>> BEGIN Available records

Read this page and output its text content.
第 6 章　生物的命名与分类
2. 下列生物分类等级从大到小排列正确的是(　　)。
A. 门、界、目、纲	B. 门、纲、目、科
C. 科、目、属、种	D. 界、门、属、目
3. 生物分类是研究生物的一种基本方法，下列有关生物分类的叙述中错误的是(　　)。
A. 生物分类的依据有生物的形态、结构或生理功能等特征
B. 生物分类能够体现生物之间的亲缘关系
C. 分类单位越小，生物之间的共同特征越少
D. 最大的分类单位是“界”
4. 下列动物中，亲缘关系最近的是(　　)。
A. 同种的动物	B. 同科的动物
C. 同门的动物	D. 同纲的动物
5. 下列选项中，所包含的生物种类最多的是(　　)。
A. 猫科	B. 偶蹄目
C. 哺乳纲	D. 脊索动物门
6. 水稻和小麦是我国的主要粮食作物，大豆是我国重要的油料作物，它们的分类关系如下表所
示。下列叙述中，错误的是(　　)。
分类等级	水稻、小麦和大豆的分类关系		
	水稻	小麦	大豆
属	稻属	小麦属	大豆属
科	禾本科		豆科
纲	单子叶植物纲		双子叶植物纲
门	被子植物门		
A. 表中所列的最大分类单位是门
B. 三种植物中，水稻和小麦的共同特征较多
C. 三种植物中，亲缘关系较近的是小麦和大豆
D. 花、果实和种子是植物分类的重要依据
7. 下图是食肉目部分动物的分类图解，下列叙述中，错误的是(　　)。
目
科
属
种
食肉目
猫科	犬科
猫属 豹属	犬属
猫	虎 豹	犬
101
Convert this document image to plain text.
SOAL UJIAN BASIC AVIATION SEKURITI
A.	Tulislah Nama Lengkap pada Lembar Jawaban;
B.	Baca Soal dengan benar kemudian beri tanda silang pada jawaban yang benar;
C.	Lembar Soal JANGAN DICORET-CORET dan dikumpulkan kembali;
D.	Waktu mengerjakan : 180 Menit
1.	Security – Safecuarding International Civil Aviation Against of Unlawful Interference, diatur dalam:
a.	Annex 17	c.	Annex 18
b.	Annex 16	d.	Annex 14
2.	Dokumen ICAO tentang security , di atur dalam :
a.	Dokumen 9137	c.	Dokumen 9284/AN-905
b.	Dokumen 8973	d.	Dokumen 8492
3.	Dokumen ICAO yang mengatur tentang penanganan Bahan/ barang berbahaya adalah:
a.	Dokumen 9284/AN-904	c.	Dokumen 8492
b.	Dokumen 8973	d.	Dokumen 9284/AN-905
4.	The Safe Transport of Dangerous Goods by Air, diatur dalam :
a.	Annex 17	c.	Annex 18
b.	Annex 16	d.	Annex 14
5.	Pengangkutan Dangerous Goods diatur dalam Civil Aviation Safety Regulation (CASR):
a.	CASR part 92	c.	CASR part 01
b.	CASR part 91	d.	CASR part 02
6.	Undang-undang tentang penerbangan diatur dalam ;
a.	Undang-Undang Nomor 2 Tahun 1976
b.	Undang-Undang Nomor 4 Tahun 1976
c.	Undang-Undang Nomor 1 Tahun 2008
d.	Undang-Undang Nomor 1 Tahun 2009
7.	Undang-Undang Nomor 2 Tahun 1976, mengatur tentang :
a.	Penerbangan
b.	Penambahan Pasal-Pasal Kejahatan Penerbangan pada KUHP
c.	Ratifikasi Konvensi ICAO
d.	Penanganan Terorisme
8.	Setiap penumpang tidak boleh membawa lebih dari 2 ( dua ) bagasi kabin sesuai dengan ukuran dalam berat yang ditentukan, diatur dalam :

>> END Available records

Show the lines of the records that contain the word "Dangerous".

4.	The Safe Transport of Dangerous Goods by Air, diatur dalam :
5.	Pengangkutan Dangerous Goods diatur dalam Civil Aviation Safety Regulation (CASR):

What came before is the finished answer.